YOUR INSTRUCTIONS: Reproduce the material below, putting "Pathway" wherever "Trajectory" occurs and leaving every other character unchanged.

"""

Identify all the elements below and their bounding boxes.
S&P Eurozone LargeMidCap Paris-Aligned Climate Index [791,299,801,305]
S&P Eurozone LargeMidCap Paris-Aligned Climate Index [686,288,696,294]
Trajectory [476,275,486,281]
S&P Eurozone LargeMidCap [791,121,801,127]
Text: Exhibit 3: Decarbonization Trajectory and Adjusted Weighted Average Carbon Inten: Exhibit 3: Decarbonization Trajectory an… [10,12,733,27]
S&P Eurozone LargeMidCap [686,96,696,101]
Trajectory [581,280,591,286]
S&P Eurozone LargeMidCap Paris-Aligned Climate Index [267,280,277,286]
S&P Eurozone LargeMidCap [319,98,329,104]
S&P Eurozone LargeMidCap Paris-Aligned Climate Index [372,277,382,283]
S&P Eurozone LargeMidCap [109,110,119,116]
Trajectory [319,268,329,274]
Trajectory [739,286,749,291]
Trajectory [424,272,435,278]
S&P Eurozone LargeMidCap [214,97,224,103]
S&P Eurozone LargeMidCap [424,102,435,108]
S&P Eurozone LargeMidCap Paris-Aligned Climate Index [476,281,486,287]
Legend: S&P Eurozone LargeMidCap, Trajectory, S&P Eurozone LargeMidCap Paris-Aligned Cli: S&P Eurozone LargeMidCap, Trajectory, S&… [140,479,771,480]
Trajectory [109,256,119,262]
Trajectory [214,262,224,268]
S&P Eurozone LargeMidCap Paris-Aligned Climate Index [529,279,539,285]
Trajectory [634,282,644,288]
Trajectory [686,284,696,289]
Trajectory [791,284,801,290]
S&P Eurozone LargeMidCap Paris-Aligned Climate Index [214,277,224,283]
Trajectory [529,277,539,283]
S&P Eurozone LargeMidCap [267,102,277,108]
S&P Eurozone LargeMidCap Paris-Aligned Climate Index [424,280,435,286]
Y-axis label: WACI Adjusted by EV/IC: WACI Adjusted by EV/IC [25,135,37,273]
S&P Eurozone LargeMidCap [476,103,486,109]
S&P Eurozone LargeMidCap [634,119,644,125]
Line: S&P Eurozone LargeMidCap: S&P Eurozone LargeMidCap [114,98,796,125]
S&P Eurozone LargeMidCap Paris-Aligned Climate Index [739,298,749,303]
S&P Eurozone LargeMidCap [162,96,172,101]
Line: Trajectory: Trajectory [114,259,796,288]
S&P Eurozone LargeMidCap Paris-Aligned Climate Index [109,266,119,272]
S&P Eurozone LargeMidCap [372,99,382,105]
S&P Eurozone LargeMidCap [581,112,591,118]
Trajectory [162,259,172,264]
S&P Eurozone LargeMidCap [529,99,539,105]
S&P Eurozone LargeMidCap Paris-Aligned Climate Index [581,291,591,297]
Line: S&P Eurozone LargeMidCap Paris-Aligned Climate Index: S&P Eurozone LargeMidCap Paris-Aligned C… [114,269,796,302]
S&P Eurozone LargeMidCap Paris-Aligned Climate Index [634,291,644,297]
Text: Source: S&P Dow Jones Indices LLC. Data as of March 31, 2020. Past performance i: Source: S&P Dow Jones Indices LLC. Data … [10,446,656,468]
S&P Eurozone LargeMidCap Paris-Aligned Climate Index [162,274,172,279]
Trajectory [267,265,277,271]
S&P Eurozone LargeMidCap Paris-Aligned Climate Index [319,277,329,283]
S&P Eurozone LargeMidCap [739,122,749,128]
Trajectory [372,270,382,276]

"""

COMPLETE RESPONSE:
Identify all the elements below and their bounding boxes.
S&P Eurozone LargeMidCap Paris-Aligned Climate Index [791,299,801,305]
S&P Eurozone LargeMidCap Paris-Aligned Climate Index [686,288,696,294]
Pathway [476,275,486,281]
S&P Eurozone LargeMidCap [791,121,801,127]
Text: Exhibit 3: Decarbonization Pathway and Adjusted Weighted Average Carbon Inten: Exhibit 3: Decarbonization Pathway an… [10,12,733,27]
S&P Eurozone LargeMidCap [686,96,696,101]
Pathway [581,280,591,286]
S&P Eurozone LargeMidCap Paris-Aligned Climate Index [267,280,277,286]
S&P Eurozone LargeMidCap [319,98,329,104]
S&P Eurozone LargeMidCap Paris-Aligned Climate Index [372,277,382,283]
S&P Eurozone LargeMidCap [109,110,119,116]
Pathway [319,268,329,274]
Pathway [739,286,749,291]
Pathway [424,272,435,278]
S&P Eurozone LargeMidCap [214,97,224,103]
S&P Eurozone LargeMidCap [424,102,435,108]
S&P Eurozone LargeMidCap Paris-Aligned Climate Index [476,281,486,287]
Legend: S&P Eurozone LargeMidCap, Pathway, S&P Eurozone LargeMidCap Paris-Aligned Cli: S&P Eurozone LargeMidCap, Pathway, S&… [140,479,771,480]
Pathway [109,256,119,262]
Pathway [214,262,224,268]
S&P Eurozone LargeMidCap Paris-Aligned Climate Index [529,279,539,285]
Pathway [634,282,644,288]
Pathway [686,284,696,289]
Pathway [791,284,801,290]
S&P Eurozone LargeMidCap Paris-Aligned Climate Index [214,277,224,283]
Pathway [529,277,539,283]
S&P Eurozone LargeMidCap [267,102,277,108]
S&P Eurozone LargeMidCap Paris-Aligned Climate Index [424,280,435,286]
Y-axis label: WACI Adjusted by EV/IC: WACI Adjusted by EV/IC [25,135,37,273]
S&P Eurozone LargeMidCap [476,103,486,109]
S&P Eurozone LargeMidCap [634,119,644,125]
Line: S&P Eurozone LargeMidCap: S&P Eurozone LargeMidCap [114,98,796,125]
S&P Eurozone LargeMidCap Paris-Aligned Climate Index [739,298,749,303]
S&P Eurozone LargeMidCap [162,96,172,101]
Line: Pathway: Pathway [114,259,796,288]
S&P Eurozone LargeMidCap Paris-Aligned Climate Index [109,266,119,272]
S&P Eurozone LargeMidCap [372,99,382,105]
S&P Eurozone LargeMidCap [581,112,591,118]
Pathway [162,259,172,264]
S&P Eurozone LargeMidCap [529,99,539,105]
S&P Eurozone LargeMidCap Paris-Aligned Climate Index [581,291,591,297]
Line: S&P Eurozone LargeMidCap Paris-Aligned Climate Index: S&P Eurozone LargeMidCap Paris-Aligned C… [114,269,796,302]
S&P Eurozone LargeMidCap Paris-Aligned Climate Index [634,291,644,297]
Text: Source: S&P Dow Jones Indices LLC. Data as of March 31, 2020. Past performance i: Source: S&P Dow Jones Indices LLC. Data … [10,446,656,468]
S&P Eurozone LargeMidCap Paris-Aligned Climate Index [162,274,172,279]
Pathway [267,265,277,271]
S&P Eurozone LargeMidCap Paris-Aligned Climate Index [319,277,329,283]
S&P Eurozone LargeMidCap [739,122,749,128]
Pathway [372,270,382,276]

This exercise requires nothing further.